* [WHAT YOU WILL DO]
Don't copy the pictures; return every other part of the records exactly.

* [RECORD EXTRACTS]
+ + + + + + +
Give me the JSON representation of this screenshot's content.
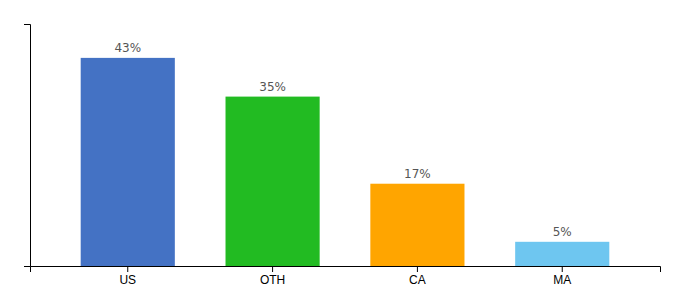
{
  "chart_data": {
    "type": "bar",
    "categories": [
      "US",
      "OTH",
      "CA",
      "MA"
    ],
    "values": [
      43,
      35,
      17,
      5
    ],
    "value_labels": [
      "43%",
      "35%",
      "17%",
      "5%"
    ],
    "colors": [
      "#4472C4",
      "#22BB22",
      "#FFA500",
      "#6EC6F0"
    ],
    "ylim": [
      0,
      50
    ],
    "data_labels": true,
    "tick_labels": "x",
    "grid": false
  }
}
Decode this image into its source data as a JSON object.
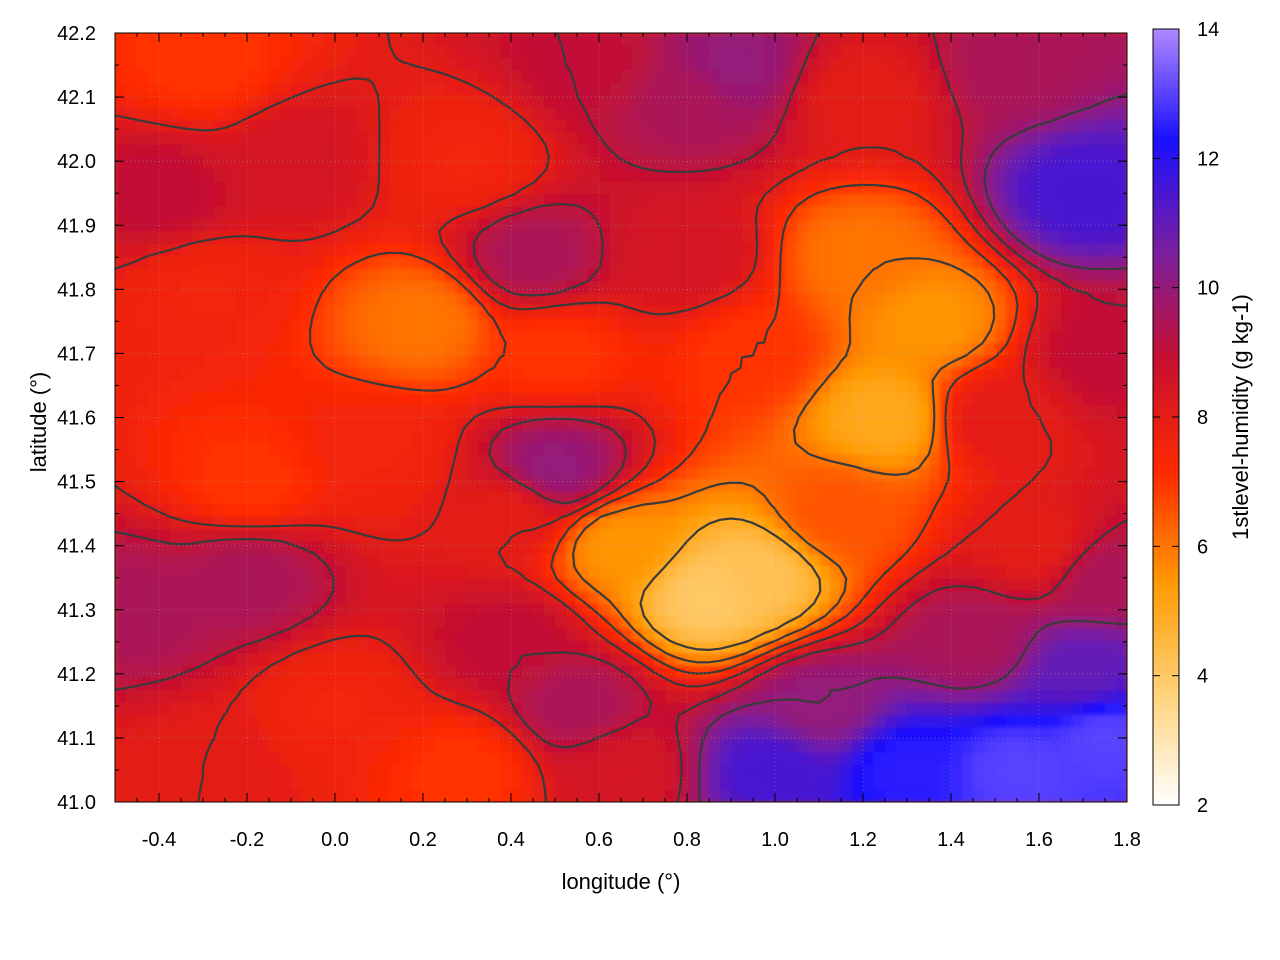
+ + + + + + +
* [OUTPUT FOR THIS EXERCISE]
Give me the JSON representation of this screenshot's content.
{
  "chart_data": {
    "type": "bar",
    "categories": [
      "US",
      "OTH",
      "CA",
      "MA"
    ],
    "values": [
      43,
      35,
      17,
      5
    ],
    "value_labels": [
      "43%",
      "35%",
      "17%",
      "5%"
    ],
    "colors": [
      "#4472C4",
      "#22BB22",
      "#FFA500",
      "#6EC6F0"
    ],
    "ylim": [
      0,
      50
    ],
    "data_labels": true,
    "tick_labels": "x",
    "grid": false
  }
}
Decode this image into its source data as a JSON object.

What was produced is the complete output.